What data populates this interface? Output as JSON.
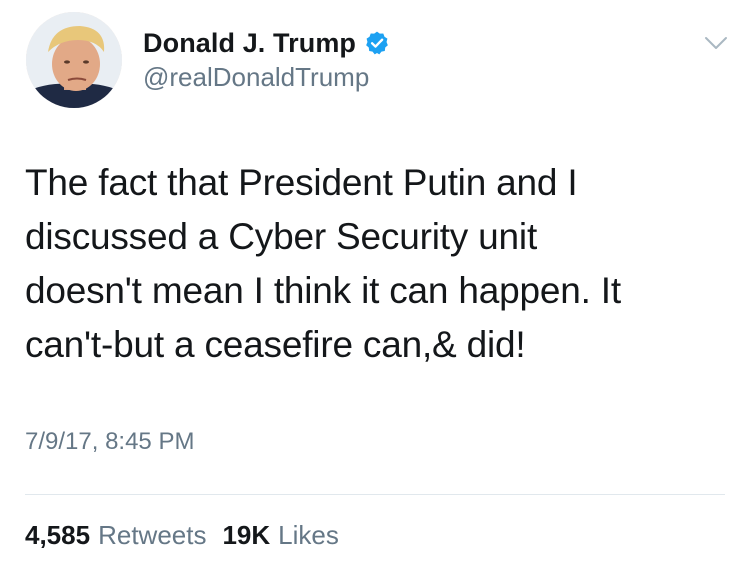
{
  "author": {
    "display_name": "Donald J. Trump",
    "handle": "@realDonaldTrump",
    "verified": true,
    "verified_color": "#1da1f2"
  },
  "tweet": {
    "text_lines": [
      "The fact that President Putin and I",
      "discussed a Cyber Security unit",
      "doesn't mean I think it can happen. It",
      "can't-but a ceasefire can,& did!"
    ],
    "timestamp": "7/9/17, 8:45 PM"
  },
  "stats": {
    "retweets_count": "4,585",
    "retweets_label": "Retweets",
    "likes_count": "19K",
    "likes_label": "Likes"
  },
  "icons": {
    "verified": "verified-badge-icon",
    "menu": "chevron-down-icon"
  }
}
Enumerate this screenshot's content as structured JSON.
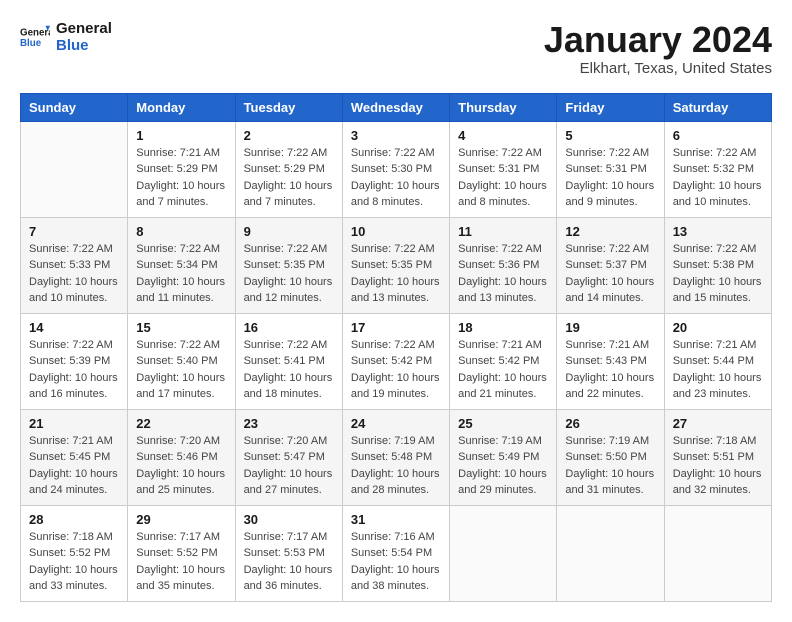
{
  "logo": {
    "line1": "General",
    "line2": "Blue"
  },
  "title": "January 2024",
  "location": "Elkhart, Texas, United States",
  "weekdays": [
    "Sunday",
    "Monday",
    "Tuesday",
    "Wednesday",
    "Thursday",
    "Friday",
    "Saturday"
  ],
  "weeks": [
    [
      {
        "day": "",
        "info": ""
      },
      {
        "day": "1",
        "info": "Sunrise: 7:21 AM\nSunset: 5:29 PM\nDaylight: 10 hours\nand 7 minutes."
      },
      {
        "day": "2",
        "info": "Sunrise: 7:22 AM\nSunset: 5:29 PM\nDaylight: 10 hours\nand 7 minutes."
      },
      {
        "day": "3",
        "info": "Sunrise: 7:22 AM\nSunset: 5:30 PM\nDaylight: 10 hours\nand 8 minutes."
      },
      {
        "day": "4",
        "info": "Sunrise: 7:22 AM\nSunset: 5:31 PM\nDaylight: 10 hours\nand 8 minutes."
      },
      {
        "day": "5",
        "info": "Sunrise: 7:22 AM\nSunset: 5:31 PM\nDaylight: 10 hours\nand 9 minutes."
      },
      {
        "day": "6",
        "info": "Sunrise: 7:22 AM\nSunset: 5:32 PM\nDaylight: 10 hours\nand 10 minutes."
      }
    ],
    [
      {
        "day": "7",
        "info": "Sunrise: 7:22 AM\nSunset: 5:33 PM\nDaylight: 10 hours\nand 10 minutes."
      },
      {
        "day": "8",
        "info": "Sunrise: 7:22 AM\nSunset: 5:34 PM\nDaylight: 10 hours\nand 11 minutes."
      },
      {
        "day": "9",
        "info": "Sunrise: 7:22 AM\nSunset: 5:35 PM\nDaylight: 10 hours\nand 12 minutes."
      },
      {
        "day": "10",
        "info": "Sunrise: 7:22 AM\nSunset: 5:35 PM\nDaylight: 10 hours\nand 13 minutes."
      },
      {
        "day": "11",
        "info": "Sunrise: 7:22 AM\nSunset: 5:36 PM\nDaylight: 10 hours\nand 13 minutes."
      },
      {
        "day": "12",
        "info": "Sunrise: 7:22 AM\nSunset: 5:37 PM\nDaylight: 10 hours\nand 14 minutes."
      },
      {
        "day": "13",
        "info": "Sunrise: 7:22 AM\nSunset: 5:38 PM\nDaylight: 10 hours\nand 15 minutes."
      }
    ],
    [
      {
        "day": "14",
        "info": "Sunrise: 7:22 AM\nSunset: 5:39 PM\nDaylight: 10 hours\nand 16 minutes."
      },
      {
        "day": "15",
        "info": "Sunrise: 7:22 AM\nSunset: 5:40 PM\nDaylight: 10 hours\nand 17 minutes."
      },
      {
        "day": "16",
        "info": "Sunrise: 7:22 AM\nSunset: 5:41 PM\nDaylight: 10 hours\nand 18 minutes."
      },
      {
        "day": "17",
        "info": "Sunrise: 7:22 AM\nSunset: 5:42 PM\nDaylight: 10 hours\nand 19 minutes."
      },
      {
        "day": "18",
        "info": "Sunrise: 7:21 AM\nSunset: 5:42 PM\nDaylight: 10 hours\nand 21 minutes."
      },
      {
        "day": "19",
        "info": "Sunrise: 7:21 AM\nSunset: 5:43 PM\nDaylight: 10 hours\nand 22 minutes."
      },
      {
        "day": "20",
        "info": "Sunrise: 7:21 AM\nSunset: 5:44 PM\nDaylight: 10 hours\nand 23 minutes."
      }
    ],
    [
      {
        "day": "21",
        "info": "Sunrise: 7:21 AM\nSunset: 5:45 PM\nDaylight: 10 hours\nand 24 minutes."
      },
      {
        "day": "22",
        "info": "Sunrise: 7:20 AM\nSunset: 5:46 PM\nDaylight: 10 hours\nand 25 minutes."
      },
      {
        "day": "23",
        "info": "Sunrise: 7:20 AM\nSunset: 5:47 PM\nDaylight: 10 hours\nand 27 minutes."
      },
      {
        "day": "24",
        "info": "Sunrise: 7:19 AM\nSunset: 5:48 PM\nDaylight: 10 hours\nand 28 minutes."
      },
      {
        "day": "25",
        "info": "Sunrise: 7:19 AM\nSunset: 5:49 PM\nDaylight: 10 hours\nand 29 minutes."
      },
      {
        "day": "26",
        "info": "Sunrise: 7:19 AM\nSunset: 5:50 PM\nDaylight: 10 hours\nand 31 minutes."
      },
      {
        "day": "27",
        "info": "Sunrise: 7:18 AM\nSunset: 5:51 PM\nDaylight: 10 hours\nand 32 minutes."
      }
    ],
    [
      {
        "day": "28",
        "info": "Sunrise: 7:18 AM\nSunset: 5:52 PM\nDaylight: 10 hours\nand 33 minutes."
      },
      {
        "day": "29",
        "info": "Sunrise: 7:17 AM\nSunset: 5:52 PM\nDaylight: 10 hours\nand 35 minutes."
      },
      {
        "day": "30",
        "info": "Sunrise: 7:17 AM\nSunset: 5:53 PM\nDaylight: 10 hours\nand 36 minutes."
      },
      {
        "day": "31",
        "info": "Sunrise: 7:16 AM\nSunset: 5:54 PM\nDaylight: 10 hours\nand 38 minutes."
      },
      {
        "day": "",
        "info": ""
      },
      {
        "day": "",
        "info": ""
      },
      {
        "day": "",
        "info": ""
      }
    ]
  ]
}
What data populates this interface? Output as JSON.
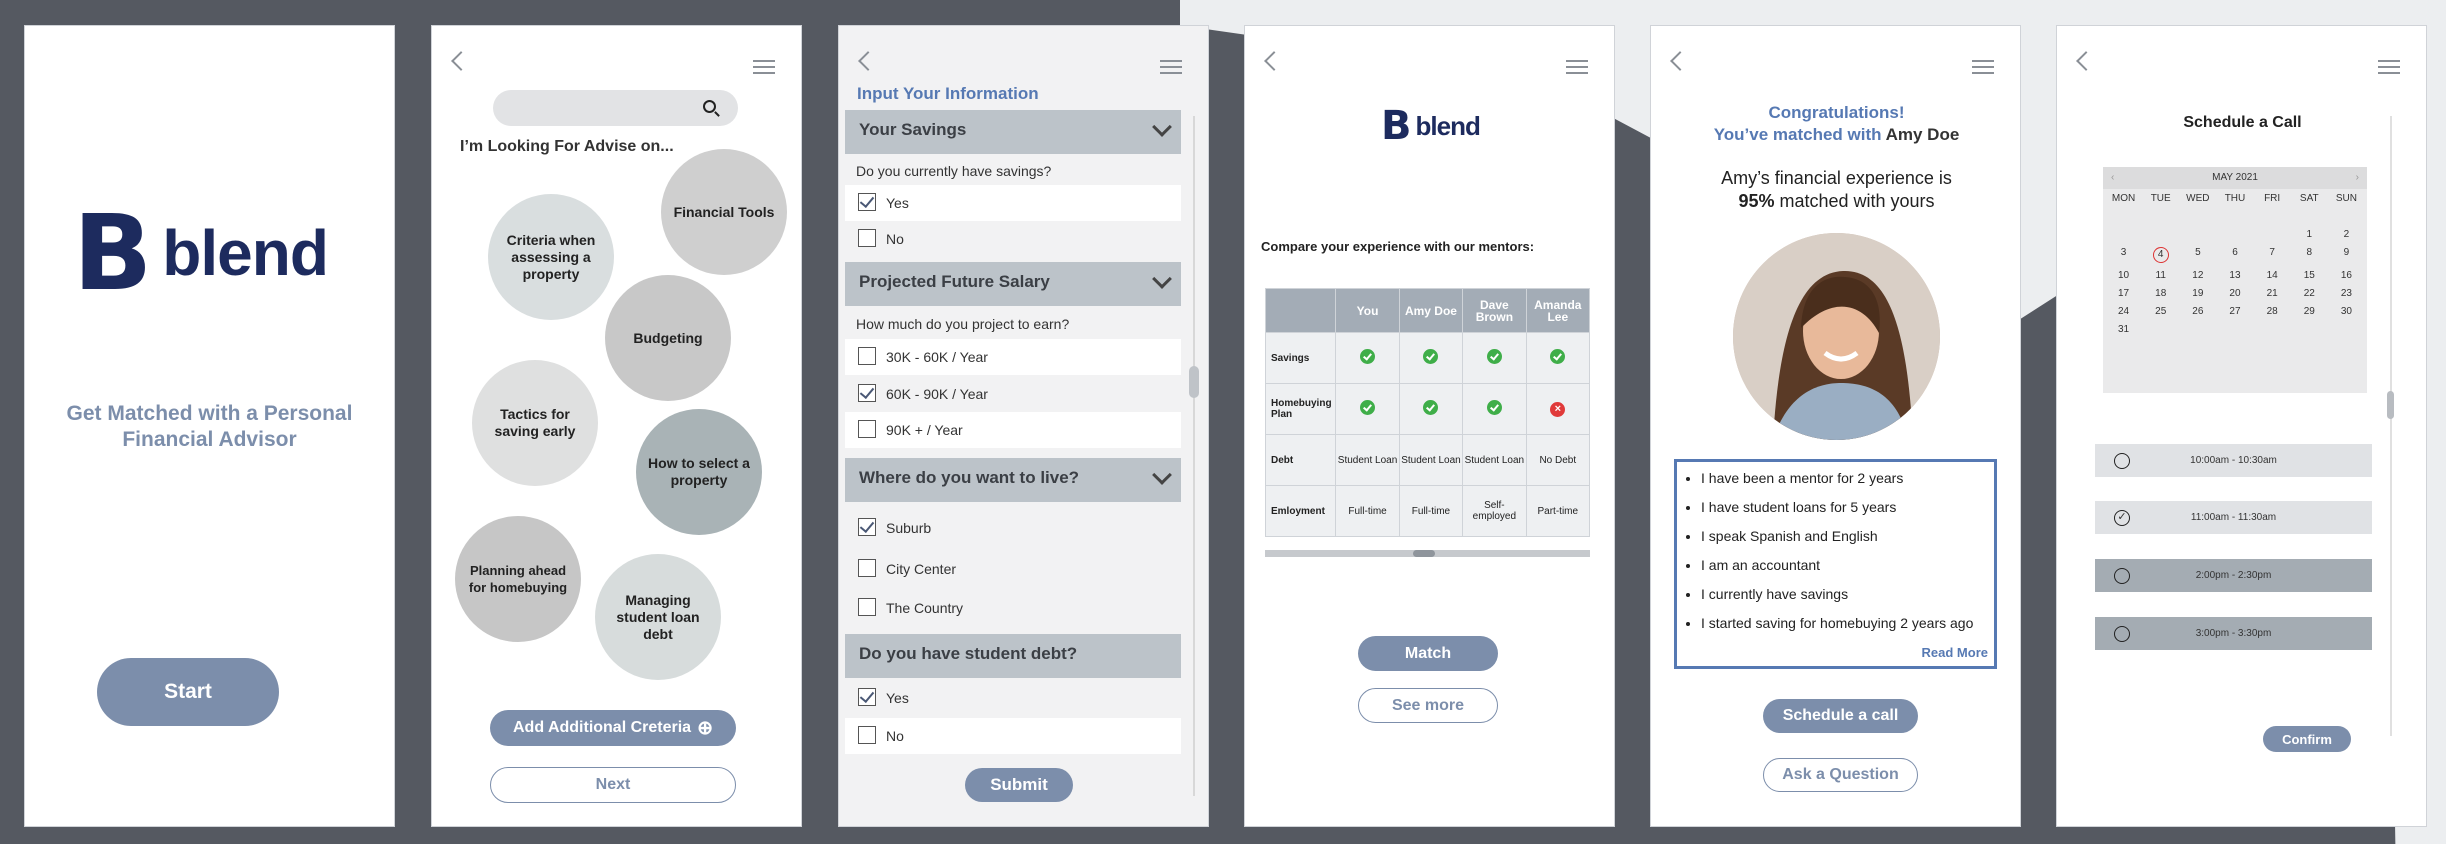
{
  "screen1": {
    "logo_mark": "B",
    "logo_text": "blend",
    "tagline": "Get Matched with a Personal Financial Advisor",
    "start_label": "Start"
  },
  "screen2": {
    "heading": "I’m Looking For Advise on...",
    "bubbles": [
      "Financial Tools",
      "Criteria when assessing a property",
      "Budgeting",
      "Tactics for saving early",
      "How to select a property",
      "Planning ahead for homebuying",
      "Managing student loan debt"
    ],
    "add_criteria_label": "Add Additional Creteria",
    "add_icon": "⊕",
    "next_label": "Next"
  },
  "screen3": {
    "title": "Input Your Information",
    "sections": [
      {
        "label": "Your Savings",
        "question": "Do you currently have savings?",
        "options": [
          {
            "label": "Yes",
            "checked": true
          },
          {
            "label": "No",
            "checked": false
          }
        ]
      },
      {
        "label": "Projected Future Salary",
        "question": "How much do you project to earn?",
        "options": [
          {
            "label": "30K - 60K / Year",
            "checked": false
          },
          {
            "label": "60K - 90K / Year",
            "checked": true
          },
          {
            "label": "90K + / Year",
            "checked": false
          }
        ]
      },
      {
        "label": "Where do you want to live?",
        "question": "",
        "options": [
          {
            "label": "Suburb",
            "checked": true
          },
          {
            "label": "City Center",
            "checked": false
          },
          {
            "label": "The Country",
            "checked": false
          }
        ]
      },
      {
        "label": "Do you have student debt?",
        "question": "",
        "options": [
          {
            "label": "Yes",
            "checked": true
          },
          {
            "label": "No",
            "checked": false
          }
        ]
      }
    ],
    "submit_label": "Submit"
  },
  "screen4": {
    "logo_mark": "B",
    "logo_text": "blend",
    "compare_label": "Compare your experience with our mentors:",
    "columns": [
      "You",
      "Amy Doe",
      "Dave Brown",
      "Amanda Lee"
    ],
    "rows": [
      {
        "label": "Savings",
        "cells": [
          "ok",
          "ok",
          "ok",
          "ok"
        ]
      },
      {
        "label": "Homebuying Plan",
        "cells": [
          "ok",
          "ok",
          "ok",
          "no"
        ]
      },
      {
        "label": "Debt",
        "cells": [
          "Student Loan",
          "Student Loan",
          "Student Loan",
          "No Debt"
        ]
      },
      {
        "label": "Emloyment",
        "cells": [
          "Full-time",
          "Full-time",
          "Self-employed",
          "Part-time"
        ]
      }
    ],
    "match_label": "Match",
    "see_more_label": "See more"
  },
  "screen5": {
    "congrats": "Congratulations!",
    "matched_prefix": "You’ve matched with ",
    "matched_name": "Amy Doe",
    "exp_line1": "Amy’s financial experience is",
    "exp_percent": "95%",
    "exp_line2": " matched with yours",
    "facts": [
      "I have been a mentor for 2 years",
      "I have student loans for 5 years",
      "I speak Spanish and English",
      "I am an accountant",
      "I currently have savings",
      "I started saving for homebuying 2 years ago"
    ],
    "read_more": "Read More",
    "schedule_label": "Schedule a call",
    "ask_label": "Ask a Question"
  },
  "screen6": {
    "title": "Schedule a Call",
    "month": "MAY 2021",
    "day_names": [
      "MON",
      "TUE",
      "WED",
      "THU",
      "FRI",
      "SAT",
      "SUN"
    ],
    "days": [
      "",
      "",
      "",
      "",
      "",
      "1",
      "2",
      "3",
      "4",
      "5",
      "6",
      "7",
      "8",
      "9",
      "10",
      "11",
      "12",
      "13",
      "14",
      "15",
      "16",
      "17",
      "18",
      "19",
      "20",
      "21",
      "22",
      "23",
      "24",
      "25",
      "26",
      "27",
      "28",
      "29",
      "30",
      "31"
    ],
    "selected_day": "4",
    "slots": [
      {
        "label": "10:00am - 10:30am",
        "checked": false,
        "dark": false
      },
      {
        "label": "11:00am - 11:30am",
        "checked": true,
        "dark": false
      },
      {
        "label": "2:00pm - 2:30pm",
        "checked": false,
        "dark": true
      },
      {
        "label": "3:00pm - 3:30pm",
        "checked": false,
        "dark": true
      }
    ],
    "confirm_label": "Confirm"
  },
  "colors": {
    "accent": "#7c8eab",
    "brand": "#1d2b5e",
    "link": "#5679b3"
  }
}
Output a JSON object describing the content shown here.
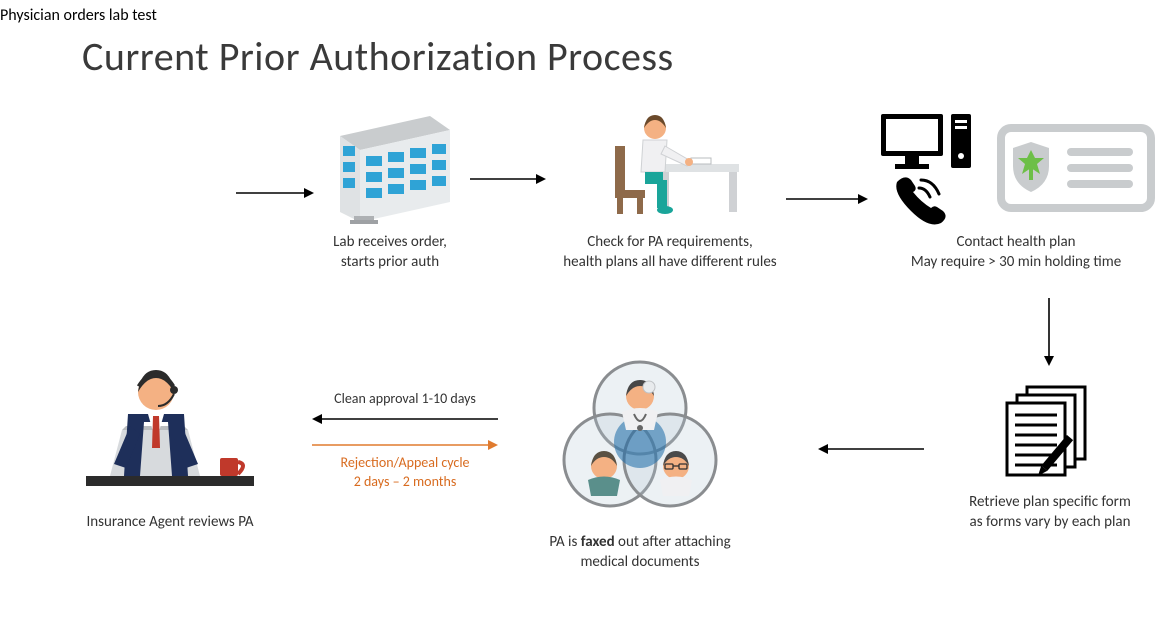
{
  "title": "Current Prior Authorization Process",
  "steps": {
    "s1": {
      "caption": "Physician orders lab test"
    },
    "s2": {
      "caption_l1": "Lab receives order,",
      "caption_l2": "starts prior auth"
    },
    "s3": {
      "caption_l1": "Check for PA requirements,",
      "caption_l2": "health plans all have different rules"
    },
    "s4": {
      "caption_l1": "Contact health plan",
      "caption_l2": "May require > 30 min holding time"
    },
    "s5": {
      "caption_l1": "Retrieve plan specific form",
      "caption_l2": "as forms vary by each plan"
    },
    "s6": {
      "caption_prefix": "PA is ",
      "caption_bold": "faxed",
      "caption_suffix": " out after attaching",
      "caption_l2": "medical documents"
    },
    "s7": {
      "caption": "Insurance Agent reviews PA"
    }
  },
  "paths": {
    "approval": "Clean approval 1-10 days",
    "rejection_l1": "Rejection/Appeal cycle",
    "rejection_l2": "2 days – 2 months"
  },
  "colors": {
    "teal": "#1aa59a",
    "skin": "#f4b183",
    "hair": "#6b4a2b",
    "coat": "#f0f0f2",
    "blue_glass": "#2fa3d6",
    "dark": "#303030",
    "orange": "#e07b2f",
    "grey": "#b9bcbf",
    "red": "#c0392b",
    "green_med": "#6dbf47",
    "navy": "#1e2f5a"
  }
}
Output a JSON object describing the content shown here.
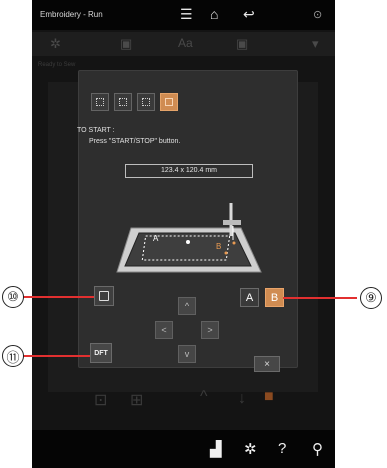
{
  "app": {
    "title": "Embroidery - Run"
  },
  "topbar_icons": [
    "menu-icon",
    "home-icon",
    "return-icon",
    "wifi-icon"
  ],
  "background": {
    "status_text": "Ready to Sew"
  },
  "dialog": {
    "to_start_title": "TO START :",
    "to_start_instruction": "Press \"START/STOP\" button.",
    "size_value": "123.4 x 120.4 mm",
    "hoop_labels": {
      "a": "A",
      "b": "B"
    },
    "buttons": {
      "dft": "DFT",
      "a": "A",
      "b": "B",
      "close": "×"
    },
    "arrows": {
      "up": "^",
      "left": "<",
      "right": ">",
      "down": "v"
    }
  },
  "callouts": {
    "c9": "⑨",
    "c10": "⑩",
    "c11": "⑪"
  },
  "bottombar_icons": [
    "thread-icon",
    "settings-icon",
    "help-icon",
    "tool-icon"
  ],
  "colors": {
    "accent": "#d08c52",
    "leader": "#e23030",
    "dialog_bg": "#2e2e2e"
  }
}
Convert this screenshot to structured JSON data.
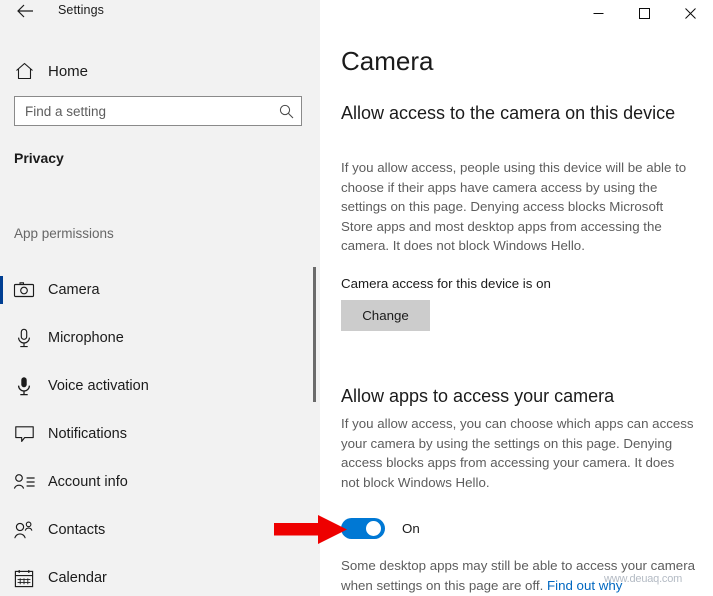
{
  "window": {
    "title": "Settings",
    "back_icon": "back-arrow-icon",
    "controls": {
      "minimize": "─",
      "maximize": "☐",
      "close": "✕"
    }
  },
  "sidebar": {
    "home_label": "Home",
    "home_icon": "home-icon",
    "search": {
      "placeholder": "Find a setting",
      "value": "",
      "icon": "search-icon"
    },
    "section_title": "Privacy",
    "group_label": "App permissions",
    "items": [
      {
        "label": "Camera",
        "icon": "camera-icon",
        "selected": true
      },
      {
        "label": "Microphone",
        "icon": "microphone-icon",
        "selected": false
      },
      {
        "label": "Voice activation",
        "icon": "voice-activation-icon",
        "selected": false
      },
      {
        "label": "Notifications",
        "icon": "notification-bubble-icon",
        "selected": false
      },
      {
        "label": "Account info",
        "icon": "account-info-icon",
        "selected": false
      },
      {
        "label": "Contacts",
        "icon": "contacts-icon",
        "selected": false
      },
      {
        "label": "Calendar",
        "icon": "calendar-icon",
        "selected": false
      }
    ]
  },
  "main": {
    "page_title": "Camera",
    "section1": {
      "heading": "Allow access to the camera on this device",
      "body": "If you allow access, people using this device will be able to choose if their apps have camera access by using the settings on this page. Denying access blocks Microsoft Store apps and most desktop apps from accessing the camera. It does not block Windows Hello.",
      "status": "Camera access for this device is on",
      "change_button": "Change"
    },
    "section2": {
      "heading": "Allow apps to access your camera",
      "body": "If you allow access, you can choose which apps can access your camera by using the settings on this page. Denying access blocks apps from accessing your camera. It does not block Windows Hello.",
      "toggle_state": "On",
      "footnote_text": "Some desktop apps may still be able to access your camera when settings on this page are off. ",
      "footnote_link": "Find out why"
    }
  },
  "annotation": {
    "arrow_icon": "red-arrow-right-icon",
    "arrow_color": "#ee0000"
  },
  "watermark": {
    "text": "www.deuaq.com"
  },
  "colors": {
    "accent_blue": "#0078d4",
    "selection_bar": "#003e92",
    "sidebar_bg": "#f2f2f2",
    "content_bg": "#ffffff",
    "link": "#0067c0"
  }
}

Directions:
Scan the material above. Extract every line in which the word "accessing" occurs.

Solved exercise:
      "body": "If you allow access, people using this device will be able to choose if their apps have camera access by using the settings on this page. Denying access blocks Microsoft Store apps and most desktop apps from accessing the camera. It does not block Windows Hello.",
      "body": "If you allow access, you can choose which apps can access your camera by using the settings on this page. Denying access blocks apps from accessing your camera. It does not block Windows Hello.",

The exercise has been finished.